## [Exercise details]
Reproduce every entry below precisely. Pictures are excluded from the copy.

[START Records for this task]

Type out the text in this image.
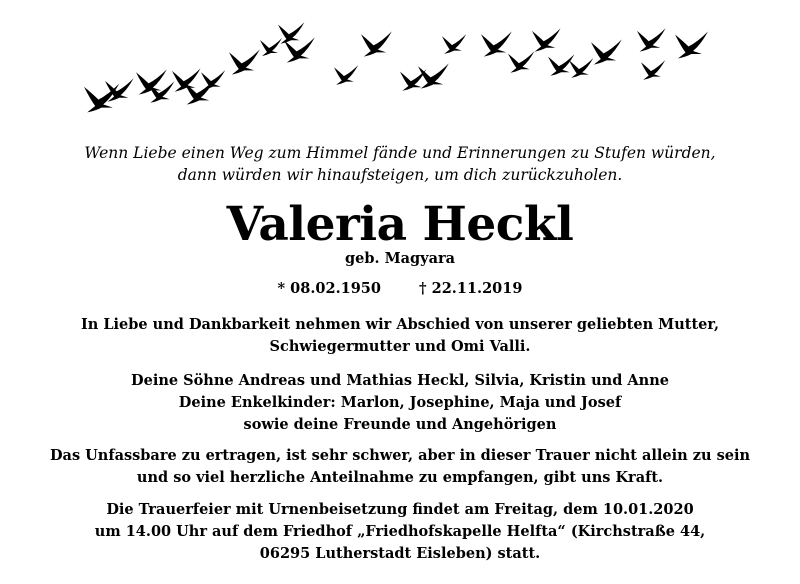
Wenn Liebe einen Weg zum Himmel fände und Erinnerungen zu Stufen würden,
dann würden wir hinaufsteigen, um dich zurückzuholen.
Valeria Heckl
geb. Magyara
* 08.02.1950	† 22.11.2019
In Liebe und Dankbarkeit nehmen wir Abschied von unserer geliebten Mutter,
Schwiegermutter und Omi Valli.
Deine Söhne Andreas und Mathias Heckl, Silvia, Kristin und Anne
Deine Enkelkinder: Marlon, Josephine, Maja und Josef
sowie deine Freunde und Angehörigen
Das Unfassbare zu ertragen, ist sehr schwer, aber in dieser Trauer nicht allein zu sein
und so viel herzliche Anteilnahme zu empfangen, gibt uns Kraft.
Die Trauerfeier mit Urnenbeisetzung findet am Freitag, dem 10.01.2020
um 14.00 Uhr auf dem Friedhof „Friedhofskapelle Helfta“ (Kirchstraße 44,
06295 Lutherstadt Eisleben) statt.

[END Records for this task]

## [Result]
Type out the text in this image.
Wenn Liebe einen Weg zum Himmel fände und Erinnerungen zu Stufen würden,
dann würden wir hinaufsteigen, um dich zurückzuholen.
Valeria Heckl
geb. Magyara
* 08.02.1950	† 22.11.2019
In Liebe und Dankbarkeit nehmen wir Abschied von unserer geliebten Mutter,
Schwiegermutter und Omi Valli.
Deine Söhne Andreas und Mathias Heckl, Silvia, Kristin und Anne
Deine Enkelkinder: Marlon, Josephine, Maja und Josef
sowie deine Freunde und Angehörigen
Das Unfassbare zu ertragen, ist sehr schwer, aber in dieser Trauer nicht allein zu sein
und so viel herzliche Anteilnahme zu empfangen, gibt uns Kraft.
Die Trauerfeier mit Urnenbeisetzung findet am Freitag, dem 10.01.2020
um 14.00 Uhr auf dem Friedhof „Friedhofskapelle Helfta“ (Kirchstraße 44,
06295 Lutherstadt Eisleben) statt.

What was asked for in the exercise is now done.